## EXERCISE BRIEF
Pull out each line of the data that includes the word "park".

(Data records)
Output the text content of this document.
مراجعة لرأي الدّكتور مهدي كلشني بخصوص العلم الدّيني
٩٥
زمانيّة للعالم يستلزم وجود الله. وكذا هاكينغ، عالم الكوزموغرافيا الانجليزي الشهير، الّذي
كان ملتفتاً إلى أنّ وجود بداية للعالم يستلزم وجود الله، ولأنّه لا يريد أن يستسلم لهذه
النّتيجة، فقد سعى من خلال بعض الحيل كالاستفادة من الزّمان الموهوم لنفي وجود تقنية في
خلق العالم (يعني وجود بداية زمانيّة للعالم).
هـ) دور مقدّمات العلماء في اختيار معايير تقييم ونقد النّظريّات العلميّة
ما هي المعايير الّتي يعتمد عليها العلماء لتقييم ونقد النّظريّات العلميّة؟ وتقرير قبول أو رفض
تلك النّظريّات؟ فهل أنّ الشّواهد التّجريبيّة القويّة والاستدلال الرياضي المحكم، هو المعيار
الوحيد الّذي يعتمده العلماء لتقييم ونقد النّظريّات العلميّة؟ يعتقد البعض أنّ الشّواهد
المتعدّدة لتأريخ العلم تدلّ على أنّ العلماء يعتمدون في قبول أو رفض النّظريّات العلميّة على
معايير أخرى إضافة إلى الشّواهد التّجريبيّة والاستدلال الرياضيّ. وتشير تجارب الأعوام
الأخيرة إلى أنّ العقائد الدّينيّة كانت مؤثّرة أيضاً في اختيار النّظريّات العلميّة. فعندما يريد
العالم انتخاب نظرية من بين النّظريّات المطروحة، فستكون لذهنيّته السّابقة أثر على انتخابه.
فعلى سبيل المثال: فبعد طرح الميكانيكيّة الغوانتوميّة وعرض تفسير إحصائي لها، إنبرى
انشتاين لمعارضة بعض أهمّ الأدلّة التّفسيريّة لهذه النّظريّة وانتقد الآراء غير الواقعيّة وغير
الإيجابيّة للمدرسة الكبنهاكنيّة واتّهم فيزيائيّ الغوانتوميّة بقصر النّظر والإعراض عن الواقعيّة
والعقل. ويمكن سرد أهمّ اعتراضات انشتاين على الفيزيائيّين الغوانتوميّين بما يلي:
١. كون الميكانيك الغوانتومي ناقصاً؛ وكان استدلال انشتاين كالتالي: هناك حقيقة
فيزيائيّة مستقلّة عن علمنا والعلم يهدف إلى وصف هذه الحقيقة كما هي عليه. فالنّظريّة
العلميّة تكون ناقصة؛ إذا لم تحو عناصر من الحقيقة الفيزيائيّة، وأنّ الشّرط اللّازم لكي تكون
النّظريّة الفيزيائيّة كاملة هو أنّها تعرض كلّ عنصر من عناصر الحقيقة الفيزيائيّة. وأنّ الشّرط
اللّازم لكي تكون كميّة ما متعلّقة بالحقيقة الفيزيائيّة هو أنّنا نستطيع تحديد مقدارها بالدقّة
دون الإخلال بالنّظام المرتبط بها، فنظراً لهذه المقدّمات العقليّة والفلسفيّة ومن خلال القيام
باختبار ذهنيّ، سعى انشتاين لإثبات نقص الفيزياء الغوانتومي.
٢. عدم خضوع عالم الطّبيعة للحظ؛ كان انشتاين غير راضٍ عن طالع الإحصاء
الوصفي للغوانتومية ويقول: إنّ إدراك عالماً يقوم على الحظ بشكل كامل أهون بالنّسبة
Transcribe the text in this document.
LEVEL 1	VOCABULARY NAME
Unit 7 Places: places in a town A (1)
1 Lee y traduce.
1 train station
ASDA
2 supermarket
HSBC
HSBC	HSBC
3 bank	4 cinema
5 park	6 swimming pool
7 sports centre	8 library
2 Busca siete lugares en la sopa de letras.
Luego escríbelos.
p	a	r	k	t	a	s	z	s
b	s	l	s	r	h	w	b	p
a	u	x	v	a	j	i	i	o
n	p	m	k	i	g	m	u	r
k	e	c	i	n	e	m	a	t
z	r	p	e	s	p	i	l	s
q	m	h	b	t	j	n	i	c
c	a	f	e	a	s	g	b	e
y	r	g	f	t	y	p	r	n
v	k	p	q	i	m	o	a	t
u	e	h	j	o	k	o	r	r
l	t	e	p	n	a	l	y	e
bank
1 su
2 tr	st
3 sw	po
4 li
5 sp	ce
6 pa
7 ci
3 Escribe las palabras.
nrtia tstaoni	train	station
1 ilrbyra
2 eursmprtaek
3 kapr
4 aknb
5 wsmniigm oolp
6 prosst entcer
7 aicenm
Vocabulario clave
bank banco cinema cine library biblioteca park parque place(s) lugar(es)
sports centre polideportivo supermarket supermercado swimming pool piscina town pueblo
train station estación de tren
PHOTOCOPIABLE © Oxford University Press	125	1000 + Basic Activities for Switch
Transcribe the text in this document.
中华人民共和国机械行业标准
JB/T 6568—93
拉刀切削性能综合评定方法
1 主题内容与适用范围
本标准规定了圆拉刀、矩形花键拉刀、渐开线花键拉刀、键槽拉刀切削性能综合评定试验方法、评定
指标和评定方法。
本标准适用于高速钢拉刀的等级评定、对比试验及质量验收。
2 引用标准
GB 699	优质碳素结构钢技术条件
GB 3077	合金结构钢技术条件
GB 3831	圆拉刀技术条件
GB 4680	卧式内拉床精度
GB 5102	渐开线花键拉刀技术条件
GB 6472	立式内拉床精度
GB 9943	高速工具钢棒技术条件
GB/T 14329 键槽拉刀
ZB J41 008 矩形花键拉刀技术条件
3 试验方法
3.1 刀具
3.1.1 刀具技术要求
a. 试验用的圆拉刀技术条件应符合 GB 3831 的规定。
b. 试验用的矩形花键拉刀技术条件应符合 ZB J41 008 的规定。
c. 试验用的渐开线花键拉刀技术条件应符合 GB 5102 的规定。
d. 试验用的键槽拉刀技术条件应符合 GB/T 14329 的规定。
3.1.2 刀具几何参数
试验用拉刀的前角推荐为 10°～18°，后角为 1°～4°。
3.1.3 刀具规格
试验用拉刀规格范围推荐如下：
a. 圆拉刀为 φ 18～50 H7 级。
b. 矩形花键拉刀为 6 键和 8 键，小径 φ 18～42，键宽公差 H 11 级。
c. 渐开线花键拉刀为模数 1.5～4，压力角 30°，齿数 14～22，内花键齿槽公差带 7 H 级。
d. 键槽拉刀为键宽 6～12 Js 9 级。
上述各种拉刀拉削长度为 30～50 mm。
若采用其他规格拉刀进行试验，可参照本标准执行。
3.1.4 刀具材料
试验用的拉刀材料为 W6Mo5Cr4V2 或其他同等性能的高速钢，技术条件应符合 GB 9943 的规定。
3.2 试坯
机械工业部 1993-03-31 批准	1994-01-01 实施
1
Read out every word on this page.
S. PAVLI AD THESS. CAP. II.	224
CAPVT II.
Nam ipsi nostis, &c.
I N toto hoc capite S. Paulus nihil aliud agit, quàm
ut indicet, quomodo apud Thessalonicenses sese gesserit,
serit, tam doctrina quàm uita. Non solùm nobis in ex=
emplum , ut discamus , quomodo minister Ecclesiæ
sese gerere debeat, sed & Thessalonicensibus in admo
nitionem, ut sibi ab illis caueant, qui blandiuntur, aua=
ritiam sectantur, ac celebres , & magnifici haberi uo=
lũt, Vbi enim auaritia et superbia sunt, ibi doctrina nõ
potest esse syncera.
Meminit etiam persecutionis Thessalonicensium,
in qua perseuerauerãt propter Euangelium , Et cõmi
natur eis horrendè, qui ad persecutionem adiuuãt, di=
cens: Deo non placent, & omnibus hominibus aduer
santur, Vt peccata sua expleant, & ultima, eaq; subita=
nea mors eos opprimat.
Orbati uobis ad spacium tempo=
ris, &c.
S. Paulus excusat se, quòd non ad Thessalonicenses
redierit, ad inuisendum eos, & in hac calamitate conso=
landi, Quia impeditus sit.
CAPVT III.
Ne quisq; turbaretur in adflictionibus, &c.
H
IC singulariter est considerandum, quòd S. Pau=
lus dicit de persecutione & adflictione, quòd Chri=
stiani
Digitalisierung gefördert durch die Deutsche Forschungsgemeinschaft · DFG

## SOLVED EXERCISE
5 park	6 swimming pool
bank banco cinema cine library biblioteca park parque place(s) lugar(es)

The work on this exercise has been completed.